## [Written instruction]
Copy out every line of the records where the string "Berechnung" occurs.
-- BEGIN --
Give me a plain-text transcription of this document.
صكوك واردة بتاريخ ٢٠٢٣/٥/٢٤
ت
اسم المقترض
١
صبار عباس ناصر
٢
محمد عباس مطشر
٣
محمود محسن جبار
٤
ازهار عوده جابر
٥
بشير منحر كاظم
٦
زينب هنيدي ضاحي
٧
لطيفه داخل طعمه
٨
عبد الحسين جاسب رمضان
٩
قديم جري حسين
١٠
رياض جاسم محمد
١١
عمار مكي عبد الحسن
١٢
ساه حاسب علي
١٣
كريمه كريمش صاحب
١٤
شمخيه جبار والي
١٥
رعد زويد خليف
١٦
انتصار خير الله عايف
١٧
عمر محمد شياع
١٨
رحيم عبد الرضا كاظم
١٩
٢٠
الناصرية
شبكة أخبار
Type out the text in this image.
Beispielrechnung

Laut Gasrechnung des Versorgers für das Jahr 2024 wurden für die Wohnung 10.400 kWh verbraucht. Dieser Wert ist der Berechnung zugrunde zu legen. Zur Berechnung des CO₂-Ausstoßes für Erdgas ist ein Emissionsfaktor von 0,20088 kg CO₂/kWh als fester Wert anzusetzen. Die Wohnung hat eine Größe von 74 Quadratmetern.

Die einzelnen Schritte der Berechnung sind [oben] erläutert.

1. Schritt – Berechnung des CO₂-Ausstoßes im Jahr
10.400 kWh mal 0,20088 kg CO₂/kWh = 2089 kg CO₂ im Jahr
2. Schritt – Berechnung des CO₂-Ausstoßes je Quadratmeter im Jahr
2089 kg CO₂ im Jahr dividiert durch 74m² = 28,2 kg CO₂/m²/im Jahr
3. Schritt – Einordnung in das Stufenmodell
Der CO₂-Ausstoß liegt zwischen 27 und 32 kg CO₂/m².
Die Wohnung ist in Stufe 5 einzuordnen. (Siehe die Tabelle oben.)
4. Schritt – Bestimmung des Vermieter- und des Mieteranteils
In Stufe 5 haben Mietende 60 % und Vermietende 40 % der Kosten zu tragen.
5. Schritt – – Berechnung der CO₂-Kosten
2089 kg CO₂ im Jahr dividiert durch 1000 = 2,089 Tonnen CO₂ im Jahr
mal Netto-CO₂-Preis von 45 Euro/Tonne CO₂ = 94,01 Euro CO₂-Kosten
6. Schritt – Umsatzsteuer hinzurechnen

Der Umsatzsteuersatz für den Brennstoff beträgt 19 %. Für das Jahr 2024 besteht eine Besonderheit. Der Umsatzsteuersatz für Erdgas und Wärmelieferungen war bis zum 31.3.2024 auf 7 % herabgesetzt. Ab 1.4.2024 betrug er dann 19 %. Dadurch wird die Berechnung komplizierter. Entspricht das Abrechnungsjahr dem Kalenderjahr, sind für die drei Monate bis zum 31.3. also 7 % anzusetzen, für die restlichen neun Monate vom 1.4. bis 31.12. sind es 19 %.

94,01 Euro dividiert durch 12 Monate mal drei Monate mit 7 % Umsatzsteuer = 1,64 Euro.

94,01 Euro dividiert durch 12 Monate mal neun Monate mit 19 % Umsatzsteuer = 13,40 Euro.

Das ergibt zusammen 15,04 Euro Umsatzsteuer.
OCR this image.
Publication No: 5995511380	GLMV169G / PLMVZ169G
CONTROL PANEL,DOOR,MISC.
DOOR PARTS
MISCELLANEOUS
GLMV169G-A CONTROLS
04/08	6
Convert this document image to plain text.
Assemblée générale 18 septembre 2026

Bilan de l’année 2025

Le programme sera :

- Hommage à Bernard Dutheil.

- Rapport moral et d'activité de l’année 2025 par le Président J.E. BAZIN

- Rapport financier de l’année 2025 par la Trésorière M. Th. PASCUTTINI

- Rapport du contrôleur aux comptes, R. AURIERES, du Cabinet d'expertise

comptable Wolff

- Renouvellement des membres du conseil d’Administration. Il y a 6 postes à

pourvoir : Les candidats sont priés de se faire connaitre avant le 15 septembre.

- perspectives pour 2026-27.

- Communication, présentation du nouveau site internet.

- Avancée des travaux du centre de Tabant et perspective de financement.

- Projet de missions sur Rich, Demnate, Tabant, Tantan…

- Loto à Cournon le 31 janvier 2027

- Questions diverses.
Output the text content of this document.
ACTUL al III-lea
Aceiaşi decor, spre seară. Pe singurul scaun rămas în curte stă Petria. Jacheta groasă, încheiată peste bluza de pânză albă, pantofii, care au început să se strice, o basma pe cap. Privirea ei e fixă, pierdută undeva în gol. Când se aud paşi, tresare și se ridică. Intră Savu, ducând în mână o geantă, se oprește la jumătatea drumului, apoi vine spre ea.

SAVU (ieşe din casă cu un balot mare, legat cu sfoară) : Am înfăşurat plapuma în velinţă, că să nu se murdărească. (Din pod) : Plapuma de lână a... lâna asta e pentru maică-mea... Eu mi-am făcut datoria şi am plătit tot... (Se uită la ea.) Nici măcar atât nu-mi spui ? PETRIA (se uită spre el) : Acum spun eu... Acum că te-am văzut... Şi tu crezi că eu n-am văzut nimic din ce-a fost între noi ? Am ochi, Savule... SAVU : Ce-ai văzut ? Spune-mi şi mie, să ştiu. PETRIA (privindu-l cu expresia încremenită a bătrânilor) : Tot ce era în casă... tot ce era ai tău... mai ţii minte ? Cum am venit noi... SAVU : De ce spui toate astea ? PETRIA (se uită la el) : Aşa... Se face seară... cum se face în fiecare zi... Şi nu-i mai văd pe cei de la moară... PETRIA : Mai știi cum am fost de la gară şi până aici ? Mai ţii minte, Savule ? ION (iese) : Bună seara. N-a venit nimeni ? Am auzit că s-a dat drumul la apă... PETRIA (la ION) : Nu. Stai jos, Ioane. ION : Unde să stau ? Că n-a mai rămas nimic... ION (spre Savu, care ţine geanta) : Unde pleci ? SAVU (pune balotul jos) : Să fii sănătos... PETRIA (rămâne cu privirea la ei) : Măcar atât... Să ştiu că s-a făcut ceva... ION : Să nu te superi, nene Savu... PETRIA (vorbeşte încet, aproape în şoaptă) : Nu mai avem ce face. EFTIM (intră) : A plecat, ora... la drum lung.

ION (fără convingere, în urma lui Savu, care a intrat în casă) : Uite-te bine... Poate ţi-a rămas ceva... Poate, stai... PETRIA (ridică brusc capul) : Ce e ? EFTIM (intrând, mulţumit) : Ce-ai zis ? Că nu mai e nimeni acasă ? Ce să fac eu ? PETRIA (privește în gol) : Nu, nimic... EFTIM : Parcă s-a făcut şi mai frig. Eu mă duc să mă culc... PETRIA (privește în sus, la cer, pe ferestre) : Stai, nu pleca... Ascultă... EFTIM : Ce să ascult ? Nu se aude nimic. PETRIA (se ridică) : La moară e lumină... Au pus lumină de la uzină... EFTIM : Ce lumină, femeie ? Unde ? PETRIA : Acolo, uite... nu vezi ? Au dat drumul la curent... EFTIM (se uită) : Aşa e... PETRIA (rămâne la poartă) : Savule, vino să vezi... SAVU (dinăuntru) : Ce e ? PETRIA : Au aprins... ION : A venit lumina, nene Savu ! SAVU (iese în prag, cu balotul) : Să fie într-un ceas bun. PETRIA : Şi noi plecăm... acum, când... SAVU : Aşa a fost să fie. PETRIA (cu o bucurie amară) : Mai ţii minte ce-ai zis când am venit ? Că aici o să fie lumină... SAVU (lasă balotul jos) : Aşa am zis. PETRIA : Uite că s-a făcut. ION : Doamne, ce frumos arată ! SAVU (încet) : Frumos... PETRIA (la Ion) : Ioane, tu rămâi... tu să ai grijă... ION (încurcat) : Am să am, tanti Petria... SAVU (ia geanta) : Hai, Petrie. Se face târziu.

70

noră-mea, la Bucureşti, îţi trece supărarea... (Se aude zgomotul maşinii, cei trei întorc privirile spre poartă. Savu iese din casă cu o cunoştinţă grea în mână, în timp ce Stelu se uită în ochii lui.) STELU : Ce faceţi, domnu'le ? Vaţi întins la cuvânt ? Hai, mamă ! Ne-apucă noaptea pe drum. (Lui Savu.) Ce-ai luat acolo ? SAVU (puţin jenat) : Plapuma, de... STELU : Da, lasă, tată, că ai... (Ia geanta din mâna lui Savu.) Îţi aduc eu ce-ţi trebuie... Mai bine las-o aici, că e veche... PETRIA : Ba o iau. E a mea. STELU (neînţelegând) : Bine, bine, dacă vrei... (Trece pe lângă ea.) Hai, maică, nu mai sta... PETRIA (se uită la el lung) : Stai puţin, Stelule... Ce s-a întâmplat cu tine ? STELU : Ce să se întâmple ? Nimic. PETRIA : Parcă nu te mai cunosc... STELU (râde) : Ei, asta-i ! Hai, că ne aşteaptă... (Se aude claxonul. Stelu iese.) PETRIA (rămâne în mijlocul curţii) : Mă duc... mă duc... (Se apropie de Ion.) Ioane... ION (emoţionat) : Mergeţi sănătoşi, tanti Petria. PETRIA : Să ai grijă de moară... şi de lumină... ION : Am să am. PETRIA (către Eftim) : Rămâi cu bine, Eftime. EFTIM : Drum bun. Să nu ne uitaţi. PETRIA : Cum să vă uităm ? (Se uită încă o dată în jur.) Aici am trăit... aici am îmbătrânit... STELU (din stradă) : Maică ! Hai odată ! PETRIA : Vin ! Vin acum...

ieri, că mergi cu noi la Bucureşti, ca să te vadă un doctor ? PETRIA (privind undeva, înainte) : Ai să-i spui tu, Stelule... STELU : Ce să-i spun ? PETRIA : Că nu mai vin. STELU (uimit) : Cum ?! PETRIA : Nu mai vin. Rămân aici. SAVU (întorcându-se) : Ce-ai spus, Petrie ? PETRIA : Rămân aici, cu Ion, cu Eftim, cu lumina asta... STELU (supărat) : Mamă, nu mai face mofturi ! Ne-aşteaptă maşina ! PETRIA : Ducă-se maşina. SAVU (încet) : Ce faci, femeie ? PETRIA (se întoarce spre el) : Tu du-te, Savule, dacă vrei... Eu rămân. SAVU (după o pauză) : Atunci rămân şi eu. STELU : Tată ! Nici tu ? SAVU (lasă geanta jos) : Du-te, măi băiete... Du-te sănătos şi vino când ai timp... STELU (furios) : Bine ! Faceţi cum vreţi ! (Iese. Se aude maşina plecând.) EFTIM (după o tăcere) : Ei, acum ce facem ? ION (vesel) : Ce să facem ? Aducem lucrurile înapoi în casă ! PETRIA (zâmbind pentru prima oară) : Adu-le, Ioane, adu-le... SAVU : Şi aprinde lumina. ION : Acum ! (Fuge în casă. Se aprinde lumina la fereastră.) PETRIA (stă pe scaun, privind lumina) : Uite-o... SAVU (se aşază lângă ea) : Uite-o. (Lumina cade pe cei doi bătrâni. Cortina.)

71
-- END --
## [The reply]
Laut Gasrechnung des Versorgers für das Jahr 2024 wurden für die Wohnung 10.400 kWh verbraucht. Dieser Wert ist der Berechnung zugrunde zu legen. Zur Berechnung des CO₂-Ausstoßes für Erdgas ist ein Emissionsfaktor von 0,20088 kg CO₂/kWh als fester Wert anzusetzen. Die Wohnung hat eine Größe von 74 Quadratmetern.
Die einzelnen Schritte der Berechnung sind [oben] erläutert.
1. Schritt – Berechnung des CO₂-Ausstoßes im Jahr
2. Schritt – Berechnung des CO₂-Ausstoßes je Quadratmeter im Jahr
5. Schritt – – Berechnung der CO₂-Kosten
Der Umsatzsteuersatz für den Brennstoff beträgt 19 %. Für das Jahr 2024 besteht eine Besonderheit. Der Umsatzsteuersatz für Erdgas und Wärmelieferungen war bis zum 31.3.2024 auf 7 % herabgesetzt. Ab 1.4.2024 betrug er dann 19 %. Dadurch wird die Berechnung komplizierter. Entspricht das Abrechnungsjahr dem Kalenderjahr, sind für die drei Monate bis zum 31.3. also 7 % anzusetzen, für die restlichen neun Monate vom 1.4. bis 31.12. sind es 19 %.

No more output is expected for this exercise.